## start GIVEN ENTRIES

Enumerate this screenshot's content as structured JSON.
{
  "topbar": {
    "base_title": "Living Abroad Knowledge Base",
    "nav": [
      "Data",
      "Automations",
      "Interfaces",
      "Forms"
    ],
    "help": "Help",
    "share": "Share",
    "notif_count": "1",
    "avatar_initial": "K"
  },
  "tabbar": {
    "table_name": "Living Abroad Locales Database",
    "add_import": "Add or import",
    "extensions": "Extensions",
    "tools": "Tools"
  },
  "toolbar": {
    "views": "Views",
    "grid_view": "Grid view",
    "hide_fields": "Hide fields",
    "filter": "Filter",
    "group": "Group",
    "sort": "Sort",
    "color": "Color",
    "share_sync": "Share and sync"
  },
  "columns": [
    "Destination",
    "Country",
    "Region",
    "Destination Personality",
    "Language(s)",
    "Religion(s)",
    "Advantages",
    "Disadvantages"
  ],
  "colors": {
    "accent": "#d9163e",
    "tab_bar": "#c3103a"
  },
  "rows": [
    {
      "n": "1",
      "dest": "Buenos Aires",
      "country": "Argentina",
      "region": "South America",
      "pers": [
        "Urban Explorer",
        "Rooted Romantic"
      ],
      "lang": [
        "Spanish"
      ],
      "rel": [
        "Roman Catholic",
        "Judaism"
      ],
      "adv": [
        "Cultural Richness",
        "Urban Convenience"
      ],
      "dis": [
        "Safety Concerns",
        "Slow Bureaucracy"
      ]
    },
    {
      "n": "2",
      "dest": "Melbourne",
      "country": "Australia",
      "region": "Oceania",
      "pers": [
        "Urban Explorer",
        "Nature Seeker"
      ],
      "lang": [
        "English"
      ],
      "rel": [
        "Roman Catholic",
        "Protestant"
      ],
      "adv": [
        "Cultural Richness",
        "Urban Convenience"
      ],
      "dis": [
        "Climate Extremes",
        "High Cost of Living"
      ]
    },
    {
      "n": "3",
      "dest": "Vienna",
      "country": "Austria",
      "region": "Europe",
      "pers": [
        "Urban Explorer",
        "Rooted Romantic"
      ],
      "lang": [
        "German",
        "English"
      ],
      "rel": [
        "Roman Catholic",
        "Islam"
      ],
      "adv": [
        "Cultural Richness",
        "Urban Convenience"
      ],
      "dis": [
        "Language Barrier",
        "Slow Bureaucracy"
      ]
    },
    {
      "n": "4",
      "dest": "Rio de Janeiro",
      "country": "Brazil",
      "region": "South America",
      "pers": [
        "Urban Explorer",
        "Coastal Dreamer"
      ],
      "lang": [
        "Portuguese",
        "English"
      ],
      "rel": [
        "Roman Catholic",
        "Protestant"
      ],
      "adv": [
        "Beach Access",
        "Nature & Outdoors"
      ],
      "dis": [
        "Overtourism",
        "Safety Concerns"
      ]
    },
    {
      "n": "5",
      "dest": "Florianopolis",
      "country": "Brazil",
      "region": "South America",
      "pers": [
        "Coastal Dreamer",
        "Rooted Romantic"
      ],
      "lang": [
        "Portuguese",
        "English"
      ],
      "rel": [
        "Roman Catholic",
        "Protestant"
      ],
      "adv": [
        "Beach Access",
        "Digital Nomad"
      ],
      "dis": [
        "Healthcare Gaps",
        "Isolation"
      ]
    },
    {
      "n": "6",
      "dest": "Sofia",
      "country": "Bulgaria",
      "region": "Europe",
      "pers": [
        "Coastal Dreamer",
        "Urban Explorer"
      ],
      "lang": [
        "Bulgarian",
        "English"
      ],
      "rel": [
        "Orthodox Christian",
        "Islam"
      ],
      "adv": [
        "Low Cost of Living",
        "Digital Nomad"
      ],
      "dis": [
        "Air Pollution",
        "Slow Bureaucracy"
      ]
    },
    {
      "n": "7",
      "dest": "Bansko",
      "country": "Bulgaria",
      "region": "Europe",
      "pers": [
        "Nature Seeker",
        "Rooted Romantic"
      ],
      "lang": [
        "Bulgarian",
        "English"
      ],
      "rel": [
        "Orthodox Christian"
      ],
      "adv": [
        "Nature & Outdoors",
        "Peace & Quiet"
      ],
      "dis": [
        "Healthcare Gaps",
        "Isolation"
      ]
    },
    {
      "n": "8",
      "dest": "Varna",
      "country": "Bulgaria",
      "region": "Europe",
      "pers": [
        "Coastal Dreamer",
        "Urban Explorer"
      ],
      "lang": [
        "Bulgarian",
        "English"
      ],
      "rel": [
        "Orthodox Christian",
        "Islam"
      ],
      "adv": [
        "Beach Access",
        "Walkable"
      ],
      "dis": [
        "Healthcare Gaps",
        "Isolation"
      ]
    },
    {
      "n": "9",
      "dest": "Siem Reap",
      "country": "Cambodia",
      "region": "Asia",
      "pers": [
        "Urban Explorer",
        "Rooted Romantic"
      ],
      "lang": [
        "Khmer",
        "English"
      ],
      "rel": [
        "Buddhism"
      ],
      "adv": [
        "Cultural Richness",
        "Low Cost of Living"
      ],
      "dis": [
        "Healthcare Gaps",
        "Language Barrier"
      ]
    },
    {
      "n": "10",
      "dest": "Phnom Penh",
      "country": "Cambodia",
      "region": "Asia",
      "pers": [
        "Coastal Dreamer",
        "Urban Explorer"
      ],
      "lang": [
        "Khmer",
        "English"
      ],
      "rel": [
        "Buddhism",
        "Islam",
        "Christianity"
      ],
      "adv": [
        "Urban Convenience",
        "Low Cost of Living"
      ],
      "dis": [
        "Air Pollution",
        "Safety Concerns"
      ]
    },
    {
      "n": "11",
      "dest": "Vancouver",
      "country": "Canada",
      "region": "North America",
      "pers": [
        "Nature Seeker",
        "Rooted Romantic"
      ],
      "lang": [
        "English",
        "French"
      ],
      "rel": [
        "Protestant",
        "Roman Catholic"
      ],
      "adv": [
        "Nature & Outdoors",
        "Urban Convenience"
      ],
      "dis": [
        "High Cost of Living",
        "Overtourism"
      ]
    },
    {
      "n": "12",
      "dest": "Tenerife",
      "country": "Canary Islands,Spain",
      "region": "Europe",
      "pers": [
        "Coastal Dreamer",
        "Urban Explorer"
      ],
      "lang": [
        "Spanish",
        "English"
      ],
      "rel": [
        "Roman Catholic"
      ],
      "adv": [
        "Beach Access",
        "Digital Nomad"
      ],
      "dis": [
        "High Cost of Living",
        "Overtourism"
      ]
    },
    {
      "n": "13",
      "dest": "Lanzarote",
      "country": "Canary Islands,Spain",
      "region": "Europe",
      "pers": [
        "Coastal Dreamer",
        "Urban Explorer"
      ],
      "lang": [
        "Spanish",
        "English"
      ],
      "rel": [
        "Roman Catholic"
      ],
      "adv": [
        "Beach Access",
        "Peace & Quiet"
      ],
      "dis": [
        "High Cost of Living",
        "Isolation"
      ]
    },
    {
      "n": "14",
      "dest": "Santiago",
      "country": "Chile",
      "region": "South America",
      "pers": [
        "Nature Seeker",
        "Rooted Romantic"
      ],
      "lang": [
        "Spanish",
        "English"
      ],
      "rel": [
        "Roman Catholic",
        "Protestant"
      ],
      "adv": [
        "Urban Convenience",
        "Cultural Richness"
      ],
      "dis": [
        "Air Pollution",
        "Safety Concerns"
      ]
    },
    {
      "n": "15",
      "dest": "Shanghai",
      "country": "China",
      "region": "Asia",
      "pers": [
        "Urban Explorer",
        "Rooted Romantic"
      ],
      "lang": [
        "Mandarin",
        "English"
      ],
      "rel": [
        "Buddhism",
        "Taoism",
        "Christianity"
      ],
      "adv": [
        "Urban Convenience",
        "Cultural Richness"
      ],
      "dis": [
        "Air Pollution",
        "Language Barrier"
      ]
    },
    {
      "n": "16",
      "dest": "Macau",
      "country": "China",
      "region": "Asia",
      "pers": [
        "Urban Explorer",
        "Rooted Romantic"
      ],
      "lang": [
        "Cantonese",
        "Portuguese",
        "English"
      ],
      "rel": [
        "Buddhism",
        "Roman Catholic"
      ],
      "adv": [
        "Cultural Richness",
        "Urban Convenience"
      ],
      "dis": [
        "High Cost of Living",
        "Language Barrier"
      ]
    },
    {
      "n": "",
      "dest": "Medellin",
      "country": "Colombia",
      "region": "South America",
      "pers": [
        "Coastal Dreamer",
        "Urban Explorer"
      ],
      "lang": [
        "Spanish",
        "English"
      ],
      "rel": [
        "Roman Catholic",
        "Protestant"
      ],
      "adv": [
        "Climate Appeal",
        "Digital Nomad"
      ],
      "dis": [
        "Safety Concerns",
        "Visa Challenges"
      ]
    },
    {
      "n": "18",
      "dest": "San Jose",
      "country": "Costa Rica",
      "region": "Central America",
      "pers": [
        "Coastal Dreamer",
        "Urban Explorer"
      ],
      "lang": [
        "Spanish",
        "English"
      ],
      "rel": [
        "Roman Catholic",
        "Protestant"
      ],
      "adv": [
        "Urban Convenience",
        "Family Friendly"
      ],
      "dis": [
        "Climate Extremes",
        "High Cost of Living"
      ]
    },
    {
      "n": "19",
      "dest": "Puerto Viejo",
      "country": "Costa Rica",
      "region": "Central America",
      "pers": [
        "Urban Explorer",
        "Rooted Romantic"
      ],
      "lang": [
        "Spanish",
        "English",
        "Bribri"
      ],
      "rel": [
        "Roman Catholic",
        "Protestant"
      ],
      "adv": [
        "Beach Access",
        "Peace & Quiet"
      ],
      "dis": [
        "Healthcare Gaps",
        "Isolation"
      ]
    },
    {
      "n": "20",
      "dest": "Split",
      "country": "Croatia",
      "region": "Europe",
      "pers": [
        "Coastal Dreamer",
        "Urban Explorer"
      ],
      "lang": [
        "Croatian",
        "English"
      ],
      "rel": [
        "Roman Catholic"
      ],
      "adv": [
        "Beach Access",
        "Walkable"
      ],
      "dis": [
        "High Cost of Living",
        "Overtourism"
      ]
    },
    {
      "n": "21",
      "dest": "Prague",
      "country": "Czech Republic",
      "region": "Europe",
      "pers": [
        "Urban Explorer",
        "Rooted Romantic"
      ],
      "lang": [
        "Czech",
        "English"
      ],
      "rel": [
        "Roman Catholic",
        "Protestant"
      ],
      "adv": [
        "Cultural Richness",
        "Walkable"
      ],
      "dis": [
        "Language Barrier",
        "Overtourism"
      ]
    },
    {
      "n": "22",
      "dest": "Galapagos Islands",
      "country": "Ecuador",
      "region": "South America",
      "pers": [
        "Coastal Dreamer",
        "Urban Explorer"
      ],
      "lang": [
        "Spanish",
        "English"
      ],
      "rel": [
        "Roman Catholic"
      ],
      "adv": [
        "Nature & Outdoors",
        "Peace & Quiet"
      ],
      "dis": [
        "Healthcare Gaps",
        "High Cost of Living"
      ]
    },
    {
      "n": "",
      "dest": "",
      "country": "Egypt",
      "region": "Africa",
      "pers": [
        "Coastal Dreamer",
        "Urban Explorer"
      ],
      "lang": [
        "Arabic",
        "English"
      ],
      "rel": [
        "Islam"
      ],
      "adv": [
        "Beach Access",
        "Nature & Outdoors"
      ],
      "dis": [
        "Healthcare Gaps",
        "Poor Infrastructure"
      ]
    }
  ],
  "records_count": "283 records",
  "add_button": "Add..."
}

## end GIVEN ENTRIES

§ **DIRECTIVE**: Report how many lines above hold the string "Abroad", giving nothing but the number.

§ **CORRECT ANSWER**: 2